<<<<

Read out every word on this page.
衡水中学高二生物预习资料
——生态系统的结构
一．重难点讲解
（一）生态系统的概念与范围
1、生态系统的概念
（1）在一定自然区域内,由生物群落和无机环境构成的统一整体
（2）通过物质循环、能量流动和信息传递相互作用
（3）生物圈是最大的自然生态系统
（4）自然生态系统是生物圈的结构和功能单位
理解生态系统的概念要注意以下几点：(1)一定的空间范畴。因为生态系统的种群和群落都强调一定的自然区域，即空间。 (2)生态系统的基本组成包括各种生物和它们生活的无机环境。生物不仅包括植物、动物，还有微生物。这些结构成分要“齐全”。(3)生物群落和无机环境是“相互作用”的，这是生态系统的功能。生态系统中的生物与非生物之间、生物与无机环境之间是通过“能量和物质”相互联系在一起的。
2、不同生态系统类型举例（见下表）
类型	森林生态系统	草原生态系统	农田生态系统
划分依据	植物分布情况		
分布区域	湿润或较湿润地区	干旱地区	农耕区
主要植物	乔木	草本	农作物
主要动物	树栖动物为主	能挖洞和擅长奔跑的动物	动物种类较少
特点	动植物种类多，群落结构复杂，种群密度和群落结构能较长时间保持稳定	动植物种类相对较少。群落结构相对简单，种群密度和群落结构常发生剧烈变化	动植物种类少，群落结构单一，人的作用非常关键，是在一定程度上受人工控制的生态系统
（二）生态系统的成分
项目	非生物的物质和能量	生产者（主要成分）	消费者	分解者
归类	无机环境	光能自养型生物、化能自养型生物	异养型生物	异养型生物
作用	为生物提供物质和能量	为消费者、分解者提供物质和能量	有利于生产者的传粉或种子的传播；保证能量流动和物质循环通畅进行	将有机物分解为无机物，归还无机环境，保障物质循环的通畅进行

>>>>
<<<<

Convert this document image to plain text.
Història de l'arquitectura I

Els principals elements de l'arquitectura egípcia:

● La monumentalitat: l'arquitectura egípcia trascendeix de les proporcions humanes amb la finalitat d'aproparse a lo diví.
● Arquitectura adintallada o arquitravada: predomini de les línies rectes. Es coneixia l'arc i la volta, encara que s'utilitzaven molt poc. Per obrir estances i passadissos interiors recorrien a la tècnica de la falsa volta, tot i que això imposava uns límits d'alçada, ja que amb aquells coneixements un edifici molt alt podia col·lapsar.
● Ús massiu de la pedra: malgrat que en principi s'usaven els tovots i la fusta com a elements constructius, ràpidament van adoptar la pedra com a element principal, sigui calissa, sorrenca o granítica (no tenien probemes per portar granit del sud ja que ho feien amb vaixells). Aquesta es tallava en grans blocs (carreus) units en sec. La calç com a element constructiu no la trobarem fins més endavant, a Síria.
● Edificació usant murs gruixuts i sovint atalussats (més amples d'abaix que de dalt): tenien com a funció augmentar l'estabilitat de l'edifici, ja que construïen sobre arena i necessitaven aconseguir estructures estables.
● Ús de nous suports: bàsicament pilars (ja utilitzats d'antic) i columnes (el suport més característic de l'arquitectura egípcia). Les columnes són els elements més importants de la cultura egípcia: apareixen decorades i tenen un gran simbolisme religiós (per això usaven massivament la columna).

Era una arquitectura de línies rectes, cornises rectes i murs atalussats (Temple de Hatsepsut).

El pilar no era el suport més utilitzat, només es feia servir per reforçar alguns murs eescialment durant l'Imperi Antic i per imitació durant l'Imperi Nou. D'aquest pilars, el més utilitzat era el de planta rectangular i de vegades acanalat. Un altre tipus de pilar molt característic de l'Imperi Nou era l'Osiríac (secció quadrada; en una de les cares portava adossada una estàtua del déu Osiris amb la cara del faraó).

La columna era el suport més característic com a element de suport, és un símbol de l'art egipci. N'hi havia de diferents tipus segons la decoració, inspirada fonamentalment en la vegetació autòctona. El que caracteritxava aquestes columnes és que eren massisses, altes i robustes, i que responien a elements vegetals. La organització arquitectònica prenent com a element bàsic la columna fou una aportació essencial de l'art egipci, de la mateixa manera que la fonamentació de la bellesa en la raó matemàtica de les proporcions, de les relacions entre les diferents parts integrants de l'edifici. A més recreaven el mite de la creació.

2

>>>>

# GIVEN EXERCISE
Each line holding the word "molt" counts once; report the total and nothing else.

# SOLUTION FOR THIS PROBLEM
2